AIM → Lines containing the word "przez" are to be located and copied.

MATERIAL FOR THIS TASK →
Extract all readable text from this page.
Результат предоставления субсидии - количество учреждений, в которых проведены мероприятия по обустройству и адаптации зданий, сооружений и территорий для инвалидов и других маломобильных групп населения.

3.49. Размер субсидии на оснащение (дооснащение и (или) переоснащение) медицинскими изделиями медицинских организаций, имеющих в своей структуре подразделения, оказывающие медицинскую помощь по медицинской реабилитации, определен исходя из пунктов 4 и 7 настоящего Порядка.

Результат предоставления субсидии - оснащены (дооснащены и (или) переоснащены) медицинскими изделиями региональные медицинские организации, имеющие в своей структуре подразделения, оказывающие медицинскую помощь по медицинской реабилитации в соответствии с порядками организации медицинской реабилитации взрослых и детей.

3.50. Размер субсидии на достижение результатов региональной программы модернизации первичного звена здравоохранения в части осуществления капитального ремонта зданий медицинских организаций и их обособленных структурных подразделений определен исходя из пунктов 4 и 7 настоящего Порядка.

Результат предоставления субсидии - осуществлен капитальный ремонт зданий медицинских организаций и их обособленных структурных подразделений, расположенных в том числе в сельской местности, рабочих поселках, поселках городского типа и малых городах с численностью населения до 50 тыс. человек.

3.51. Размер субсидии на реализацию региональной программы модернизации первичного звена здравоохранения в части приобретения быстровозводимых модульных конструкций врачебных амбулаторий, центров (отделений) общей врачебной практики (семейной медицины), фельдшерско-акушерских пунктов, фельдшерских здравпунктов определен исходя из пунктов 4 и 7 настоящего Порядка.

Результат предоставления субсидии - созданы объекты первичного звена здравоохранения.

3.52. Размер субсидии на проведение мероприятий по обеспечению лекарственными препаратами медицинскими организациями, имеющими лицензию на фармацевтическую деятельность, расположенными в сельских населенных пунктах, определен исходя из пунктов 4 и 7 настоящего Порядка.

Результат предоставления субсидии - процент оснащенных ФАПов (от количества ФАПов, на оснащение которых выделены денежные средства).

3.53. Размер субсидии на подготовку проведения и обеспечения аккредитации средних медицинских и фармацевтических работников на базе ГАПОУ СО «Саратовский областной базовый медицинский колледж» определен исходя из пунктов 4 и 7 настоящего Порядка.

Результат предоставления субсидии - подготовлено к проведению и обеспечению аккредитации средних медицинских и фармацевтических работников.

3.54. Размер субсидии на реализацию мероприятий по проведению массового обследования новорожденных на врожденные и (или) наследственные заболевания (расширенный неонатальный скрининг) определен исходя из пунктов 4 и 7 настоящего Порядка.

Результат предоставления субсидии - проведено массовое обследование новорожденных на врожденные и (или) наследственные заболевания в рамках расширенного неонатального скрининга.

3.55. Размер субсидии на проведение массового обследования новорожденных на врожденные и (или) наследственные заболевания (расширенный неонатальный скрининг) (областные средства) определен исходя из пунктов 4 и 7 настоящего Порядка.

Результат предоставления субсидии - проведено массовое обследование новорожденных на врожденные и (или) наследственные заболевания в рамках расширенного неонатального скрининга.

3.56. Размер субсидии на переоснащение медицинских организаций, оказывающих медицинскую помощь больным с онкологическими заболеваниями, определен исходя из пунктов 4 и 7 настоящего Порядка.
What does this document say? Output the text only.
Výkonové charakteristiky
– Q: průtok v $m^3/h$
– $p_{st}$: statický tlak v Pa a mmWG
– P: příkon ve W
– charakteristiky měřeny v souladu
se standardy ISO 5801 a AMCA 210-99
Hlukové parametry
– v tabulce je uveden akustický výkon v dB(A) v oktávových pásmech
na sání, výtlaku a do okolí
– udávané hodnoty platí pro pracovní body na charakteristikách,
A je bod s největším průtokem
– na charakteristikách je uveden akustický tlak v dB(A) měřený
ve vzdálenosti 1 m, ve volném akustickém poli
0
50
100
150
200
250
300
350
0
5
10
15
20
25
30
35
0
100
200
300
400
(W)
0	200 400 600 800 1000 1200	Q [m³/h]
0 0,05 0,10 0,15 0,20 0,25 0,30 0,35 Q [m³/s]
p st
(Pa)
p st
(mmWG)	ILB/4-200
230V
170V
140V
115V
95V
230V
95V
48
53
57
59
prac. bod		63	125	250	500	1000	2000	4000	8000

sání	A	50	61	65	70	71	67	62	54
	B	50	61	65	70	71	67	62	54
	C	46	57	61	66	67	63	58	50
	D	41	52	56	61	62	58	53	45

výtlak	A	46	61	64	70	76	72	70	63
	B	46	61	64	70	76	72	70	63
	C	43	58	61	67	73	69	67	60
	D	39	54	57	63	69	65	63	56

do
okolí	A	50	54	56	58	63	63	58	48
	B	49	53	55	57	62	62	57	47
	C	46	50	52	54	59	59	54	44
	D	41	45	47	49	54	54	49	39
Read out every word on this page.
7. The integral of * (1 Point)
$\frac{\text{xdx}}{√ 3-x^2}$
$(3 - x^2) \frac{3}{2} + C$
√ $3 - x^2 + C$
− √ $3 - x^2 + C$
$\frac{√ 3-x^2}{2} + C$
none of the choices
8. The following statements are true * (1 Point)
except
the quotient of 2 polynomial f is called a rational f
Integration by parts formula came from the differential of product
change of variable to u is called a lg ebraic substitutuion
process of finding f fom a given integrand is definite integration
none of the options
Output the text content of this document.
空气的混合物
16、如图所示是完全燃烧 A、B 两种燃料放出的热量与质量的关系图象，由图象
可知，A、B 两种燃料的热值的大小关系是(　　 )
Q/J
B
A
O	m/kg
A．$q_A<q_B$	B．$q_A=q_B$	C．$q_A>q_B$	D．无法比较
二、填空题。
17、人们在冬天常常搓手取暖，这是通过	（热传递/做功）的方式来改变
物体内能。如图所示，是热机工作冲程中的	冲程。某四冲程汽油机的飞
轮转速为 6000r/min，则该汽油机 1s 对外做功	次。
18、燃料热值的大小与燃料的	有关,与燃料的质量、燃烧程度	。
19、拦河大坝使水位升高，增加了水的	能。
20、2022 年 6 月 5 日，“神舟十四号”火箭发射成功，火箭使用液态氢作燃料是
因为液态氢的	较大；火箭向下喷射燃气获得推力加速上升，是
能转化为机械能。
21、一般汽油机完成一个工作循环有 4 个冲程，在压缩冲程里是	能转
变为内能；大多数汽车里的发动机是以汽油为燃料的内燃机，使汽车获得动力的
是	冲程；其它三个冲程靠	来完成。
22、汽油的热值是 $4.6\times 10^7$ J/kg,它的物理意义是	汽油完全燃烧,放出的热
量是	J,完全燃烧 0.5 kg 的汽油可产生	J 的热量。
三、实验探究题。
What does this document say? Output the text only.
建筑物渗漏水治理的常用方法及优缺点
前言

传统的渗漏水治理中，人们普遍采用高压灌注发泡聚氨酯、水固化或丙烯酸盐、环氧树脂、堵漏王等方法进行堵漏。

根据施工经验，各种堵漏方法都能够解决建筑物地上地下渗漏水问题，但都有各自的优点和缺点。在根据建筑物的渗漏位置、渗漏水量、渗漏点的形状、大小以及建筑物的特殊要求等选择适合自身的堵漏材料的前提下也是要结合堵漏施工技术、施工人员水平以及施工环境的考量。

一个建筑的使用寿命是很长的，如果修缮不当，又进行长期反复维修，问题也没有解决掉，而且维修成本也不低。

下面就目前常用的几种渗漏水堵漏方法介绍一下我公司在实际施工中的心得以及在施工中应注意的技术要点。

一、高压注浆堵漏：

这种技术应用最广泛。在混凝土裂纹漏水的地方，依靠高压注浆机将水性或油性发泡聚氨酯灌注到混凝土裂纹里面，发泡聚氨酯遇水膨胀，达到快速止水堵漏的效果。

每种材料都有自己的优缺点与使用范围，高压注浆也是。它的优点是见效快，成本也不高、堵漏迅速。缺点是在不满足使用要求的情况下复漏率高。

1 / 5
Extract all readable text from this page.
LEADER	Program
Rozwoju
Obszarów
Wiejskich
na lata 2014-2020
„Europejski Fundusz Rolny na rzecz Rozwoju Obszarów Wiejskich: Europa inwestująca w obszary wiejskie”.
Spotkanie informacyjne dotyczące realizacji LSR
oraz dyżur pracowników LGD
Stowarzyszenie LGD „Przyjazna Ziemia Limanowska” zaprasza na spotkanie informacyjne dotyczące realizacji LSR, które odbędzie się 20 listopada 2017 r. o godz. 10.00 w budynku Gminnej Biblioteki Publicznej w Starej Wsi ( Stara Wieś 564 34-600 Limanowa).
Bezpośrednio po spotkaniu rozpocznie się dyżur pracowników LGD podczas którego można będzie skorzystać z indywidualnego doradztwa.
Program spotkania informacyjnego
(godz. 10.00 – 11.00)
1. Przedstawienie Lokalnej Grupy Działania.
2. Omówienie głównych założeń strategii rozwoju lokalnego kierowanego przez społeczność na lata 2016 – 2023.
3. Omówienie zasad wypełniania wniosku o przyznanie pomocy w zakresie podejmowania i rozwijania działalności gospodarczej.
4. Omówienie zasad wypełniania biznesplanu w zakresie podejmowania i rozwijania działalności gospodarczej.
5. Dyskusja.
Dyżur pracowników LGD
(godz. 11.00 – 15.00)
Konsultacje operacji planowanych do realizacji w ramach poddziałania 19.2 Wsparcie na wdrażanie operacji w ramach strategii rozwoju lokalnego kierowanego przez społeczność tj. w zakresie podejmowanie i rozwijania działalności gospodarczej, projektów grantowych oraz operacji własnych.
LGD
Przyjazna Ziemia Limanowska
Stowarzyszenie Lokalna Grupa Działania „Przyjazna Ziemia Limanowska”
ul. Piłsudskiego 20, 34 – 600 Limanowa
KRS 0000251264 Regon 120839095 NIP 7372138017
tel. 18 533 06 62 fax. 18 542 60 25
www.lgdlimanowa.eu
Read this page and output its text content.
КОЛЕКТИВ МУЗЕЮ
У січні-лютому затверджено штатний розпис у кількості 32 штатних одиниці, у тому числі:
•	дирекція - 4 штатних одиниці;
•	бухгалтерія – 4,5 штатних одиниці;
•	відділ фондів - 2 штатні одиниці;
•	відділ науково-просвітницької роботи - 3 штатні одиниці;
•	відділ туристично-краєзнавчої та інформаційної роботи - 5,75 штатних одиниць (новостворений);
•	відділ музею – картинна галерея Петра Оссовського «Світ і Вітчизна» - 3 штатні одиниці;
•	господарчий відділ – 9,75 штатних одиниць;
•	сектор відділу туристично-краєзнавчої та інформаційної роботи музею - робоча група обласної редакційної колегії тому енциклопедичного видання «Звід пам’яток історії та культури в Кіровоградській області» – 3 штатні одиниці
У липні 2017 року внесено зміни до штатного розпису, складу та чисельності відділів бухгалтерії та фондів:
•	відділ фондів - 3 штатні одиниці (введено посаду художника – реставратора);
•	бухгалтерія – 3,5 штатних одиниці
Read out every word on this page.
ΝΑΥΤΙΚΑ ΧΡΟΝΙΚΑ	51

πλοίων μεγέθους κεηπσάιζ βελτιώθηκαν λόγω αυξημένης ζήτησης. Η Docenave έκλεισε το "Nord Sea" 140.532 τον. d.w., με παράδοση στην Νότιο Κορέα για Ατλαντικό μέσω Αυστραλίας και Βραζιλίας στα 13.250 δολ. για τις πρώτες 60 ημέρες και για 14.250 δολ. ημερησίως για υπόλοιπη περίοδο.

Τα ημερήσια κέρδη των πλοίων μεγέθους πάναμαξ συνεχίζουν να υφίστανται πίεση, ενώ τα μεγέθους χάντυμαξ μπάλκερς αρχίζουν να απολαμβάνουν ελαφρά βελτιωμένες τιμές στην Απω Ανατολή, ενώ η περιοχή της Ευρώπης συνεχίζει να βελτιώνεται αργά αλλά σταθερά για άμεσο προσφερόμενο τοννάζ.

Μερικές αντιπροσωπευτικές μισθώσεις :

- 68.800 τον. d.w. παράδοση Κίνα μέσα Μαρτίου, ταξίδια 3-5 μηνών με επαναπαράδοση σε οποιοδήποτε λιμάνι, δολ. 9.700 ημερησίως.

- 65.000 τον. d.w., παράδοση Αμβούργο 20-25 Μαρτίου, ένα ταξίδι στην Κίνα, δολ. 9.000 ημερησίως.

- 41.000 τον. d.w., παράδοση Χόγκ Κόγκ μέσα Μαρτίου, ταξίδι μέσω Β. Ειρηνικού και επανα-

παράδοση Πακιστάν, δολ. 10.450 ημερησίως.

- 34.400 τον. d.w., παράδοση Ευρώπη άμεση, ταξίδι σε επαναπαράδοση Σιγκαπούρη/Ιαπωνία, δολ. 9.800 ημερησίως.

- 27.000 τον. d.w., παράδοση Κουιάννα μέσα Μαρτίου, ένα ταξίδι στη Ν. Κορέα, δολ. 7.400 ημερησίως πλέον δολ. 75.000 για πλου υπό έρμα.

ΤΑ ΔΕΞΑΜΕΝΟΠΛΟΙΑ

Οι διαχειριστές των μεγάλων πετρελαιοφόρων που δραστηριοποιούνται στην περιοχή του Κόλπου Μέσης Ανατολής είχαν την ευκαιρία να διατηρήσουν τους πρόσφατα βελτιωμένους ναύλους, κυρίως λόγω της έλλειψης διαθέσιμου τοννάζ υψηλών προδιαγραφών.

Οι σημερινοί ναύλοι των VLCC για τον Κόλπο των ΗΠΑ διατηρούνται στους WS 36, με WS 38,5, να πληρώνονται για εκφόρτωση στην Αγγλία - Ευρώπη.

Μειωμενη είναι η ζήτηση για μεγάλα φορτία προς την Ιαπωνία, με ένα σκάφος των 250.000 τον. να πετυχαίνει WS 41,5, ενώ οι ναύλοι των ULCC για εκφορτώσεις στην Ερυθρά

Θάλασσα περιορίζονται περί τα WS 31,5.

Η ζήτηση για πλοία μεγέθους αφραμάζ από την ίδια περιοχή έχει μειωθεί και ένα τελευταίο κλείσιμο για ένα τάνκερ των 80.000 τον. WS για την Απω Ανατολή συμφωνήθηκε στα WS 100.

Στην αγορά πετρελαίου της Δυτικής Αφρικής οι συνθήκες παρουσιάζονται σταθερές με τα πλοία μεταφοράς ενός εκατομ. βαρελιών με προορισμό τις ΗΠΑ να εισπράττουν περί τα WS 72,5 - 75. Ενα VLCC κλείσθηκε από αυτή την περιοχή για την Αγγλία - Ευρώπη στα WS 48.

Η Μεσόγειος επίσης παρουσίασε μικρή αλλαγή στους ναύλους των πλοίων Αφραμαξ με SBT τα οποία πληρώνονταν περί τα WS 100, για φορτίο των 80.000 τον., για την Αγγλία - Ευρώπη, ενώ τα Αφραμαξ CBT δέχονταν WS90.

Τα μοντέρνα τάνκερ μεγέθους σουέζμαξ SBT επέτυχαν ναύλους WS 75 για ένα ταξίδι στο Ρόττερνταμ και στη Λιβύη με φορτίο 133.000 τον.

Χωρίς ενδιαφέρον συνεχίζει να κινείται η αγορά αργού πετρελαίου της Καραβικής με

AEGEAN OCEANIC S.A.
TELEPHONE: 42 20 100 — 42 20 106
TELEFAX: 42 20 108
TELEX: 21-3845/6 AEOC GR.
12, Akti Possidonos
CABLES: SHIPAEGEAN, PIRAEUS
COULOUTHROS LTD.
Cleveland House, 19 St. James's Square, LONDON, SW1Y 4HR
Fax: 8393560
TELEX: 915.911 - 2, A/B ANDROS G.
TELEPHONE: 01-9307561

SOLUTION TO THIS TASK →
2. Omówienie głównych założeń strategii rozwoju lokalnego kierowanego przez społeczność na lata 2016 – 2023.
Konsultacje operacji planowanych do realizacji w ramach poddziałania 19.2 Wsparcie na wdrażanie operacji w ramach strategii rozwoju lokalnego kierowanego przez społeczność tj. w zakresie podejmowanie i rozwijania działalności gospodarczej, projektów grantowych oraz operacji własnych.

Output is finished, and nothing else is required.